◆ Goal ◆
Copy all lines of the listing that include the string "sembra".

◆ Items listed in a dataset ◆
——

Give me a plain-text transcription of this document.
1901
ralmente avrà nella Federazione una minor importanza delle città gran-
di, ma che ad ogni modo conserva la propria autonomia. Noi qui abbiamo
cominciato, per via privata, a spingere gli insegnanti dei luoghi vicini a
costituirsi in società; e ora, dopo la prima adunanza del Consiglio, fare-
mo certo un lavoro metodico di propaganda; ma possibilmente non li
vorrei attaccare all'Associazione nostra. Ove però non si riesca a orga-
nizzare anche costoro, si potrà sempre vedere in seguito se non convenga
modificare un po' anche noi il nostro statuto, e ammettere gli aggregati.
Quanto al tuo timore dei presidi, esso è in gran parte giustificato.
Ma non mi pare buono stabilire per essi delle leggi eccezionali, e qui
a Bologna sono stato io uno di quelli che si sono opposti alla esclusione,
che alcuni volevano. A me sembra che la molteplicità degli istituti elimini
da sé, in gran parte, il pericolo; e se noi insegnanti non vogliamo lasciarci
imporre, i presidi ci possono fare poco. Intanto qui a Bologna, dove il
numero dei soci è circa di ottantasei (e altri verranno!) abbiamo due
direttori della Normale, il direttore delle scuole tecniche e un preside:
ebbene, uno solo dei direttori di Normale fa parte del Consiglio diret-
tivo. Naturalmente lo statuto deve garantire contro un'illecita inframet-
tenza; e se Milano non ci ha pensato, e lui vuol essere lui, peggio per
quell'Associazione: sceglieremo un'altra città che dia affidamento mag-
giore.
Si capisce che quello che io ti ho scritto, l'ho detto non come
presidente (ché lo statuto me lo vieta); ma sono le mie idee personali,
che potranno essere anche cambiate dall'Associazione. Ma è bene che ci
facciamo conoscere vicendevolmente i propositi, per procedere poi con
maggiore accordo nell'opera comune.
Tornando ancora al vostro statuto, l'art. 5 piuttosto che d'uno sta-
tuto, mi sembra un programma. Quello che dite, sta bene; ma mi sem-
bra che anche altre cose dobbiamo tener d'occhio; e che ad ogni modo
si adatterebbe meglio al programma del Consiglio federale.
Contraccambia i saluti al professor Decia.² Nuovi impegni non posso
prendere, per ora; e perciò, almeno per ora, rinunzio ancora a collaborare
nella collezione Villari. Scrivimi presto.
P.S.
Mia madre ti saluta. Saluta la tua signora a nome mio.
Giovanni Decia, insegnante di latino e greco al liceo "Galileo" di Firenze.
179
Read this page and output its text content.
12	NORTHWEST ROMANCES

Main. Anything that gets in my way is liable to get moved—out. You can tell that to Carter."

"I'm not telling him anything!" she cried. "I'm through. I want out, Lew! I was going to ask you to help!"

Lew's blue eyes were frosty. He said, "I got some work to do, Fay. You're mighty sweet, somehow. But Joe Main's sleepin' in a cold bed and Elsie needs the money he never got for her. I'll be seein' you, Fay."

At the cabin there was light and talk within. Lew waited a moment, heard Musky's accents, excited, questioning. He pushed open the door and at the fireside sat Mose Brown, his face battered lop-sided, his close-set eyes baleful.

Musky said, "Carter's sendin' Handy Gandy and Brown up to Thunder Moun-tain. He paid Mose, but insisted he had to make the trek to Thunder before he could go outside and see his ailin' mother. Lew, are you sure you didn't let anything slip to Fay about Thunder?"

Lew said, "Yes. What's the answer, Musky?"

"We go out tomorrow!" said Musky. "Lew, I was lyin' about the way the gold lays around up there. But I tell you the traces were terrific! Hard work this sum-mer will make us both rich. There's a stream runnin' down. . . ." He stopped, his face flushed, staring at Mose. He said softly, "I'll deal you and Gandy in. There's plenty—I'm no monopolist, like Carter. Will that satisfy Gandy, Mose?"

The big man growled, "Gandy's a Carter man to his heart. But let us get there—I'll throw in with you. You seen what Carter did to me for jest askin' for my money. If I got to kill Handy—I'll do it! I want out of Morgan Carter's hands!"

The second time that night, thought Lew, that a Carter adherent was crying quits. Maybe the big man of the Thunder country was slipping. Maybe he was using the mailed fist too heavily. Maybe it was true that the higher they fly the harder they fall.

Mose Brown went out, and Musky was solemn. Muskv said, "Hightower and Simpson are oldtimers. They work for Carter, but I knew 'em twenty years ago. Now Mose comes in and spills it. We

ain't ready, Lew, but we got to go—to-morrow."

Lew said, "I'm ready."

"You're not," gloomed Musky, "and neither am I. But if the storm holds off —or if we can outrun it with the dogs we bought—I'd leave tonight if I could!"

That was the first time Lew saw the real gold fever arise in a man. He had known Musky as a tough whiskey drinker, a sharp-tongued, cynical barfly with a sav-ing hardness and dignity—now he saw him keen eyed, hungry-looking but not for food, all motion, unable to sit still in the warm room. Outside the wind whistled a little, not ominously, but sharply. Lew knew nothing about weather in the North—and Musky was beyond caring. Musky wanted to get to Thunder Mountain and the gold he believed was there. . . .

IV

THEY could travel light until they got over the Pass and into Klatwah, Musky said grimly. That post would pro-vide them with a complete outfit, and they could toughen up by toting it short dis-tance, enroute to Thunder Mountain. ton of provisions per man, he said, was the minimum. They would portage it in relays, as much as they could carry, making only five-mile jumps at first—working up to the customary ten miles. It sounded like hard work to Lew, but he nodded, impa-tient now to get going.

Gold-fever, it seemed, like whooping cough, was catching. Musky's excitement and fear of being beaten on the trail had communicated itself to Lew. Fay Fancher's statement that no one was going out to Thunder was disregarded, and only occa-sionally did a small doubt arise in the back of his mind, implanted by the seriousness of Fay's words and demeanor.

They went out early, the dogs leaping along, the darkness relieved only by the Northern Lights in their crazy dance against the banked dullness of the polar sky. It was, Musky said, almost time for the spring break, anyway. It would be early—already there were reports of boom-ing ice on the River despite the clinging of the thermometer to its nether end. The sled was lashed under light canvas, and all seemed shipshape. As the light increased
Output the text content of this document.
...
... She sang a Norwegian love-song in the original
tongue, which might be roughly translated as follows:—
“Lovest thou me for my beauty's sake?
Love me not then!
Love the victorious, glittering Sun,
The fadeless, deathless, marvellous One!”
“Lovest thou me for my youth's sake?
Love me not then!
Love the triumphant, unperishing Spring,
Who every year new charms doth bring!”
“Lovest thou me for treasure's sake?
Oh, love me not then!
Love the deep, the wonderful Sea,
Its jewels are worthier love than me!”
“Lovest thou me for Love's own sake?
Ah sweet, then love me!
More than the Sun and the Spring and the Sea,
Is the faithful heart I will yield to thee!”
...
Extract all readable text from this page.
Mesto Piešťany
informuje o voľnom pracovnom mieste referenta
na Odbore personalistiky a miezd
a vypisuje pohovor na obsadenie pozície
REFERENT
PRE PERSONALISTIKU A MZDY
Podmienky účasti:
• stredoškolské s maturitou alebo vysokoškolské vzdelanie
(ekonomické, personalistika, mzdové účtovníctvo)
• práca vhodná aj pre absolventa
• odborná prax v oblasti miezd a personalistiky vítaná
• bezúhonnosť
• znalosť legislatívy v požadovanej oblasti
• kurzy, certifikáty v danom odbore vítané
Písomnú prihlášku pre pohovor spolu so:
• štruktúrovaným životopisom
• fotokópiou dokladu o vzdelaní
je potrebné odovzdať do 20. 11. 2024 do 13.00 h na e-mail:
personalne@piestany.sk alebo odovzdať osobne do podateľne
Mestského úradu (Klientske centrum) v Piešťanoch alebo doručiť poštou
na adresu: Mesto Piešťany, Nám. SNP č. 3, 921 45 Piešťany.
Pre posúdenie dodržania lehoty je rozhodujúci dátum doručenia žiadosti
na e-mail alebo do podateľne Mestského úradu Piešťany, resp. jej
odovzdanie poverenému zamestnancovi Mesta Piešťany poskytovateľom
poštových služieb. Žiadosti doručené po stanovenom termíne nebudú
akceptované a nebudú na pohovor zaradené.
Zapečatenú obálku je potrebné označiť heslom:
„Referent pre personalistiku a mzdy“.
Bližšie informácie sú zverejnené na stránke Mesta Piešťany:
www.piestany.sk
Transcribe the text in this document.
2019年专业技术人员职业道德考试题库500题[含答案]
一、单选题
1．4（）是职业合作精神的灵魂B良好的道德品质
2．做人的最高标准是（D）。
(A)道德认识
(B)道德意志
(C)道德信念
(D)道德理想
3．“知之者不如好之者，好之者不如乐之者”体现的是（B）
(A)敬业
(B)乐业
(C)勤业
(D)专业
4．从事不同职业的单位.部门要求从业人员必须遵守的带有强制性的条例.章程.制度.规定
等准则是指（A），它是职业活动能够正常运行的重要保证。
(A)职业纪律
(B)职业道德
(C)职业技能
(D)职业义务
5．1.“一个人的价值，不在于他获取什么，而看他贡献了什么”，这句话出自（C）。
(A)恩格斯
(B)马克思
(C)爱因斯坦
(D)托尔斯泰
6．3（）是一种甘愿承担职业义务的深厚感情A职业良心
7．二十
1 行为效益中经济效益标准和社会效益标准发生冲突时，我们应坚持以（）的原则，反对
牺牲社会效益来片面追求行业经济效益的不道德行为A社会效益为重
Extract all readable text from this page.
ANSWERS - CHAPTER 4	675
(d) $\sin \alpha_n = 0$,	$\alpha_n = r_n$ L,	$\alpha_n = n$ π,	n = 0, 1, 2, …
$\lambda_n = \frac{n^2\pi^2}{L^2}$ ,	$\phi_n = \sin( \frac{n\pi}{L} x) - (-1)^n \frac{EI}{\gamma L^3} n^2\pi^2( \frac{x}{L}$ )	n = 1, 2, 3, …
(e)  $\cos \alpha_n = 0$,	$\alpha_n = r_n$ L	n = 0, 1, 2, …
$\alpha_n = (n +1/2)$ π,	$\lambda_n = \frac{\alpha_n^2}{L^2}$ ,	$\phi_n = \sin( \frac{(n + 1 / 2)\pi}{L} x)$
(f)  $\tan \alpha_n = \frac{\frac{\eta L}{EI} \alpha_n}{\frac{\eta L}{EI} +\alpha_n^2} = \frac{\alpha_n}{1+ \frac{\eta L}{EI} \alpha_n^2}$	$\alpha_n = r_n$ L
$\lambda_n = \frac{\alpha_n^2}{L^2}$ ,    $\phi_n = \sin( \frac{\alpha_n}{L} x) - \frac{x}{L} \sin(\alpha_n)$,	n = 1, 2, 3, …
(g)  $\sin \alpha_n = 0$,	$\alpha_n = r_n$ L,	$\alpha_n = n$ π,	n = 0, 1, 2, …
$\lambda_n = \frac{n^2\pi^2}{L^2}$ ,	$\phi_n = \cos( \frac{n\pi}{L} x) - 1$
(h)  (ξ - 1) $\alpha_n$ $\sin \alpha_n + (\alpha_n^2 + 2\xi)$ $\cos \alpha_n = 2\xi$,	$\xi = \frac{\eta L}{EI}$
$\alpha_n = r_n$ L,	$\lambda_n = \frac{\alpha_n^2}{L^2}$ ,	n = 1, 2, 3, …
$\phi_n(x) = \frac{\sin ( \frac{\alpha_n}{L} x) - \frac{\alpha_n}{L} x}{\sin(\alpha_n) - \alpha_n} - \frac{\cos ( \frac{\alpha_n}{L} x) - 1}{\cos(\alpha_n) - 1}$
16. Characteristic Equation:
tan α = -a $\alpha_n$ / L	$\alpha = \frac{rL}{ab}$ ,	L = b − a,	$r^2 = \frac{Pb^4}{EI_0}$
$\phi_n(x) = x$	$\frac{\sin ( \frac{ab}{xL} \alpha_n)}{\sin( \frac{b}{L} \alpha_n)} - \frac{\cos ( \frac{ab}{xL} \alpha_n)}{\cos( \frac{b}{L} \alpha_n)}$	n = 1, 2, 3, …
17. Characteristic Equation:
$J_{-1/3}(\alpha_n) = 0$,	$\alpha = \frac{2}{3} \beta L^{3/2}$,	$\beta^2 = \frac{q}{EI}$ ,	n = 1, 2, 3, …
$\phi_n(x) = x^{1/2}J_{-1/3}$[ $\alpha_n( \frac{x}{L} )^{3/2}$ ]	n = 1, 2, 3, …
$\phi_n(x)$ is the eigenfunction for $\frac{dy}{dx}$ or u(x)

——

◆ Output ◆
che alcuni volevano. A me sembra che la molteplicità degli istituti elimini
tuto, mi sembra un programma. Quello che dite, sta bene; ma mi sem-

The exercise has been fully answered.